- **WRITTEN TASK**
From the debt guide below, extract word for word the passage from "They’ll talk you" up to and including "hardship at moneysmart.gov.au.".

- **ARTICLE**
* START *
A financial counsellor can help you assess your situation and work out
a budget. They might help you negotiate repayments with your credit
providers, or prepare an application for a hardship variation (see page 37).
They’ll talk you through your options and the consequences, including
what happens if you go bankrupt or get a debt agreement. They can then
help you with any negotiations you might need to make.
For example, financial counsellors can help you deal with debt collectors,
eviction from your home, repossession of assets, disconnection of gas,
electricity or phone, taxation debts and unpaid fines. They can help you
work out if you owe the money claimed and how much.
Free legal advice
Free legal advice is available from community legal centres and Legal Aid
offices in each state and territory. They can help you with some of the same
things as financial counsellors, including handling disputes with credit
providers and debt recovery through the courts.
Find out more
Find out about applying for hardship at moneysmart.gov.au.
To find a free financial counselling service near you, go to
moneysmart.gov.au. Or call the National Financial Counselling
Hotline on 1800 007 007.
For links to community legal centres and Legal Aid offices
around Australia, go to moneysmart.gov.au. You can also go to
nationallegalaid.org.
38
Credit, loans and debt
Dealing with debt collectors
A debt collector is a person who collects debts in the course of a business.
This could be the credit provider or a debt collection agency acting on
their behalf. Sometimes debts are sold and the buyer of the debt will do
the collecting.
Debt collectors must follow certain rules. For example, they are not allowed
to act in a way that is misleading or deceptive, or unduly harass or coerce
you into paying.
If you are worried about the conduct of a debt collector, contact them
directly with your concerns.
If the debt is a financial service or product such as a credit card debt,
you can make a complaint to the external dispute resolution scheme of
which they are a member. If the debt is a non financial service or product,
such as a utility or telephone bill, you should contact your relevant state
government agency (see ‘To find out more’ on page 46).
If you’ve been contacted by a debt collector or received a court notice, you
can also get free legal advice from your local community legal centre or
Legal Aid office.
In the meantime, keep a written record of all phone calls or visits, including
the date and person you spoke to. Don’t be pressured into making
payments you can’t afford.
Debt agreements
A debt agreement is an option under the Bankruptcy Act where you and
the people and businesses you owe money to, agree on a compromise
about how much you will pay them.
Debt agreements depend on all the parties agreeing to the same solution,
which can be difficult to achieve. They are listed on your credit report.
Some companies advertise debt agreements as a way of controlling or
consolidating debts, or avoiding bankruptcy. These companies can charge
high set-up fees.
* END *
- **SOURCE EXCERPT**
* START *
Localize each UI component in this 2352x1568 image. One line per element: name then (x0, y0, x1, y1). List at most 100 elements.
* END *
- **CORRECT RESPONSE**
They’ll talk you through your options and the consequences, including
what happens if you go bankrupt or get a debt agreement. They can then
help you with any negotiations you might need to make.
For example, financial counsellors can help you deal with debt collectors,
eviction from your home, repossession of assets, disconnection of gas,
electricity or phone, taxation debts and unpaid fines. They can help you
work out if you owe the money claimed and how much.
Free legal advice
Free legal advice is available from community legal centres and Legal Aid
offices in each state and territory. They can help you with some of the same
things as financial counsellors, including handling disputes with credit
providers and debt recovery through the courts.
Find out more
Find out about applying for hardship at moneysmart.gov.au.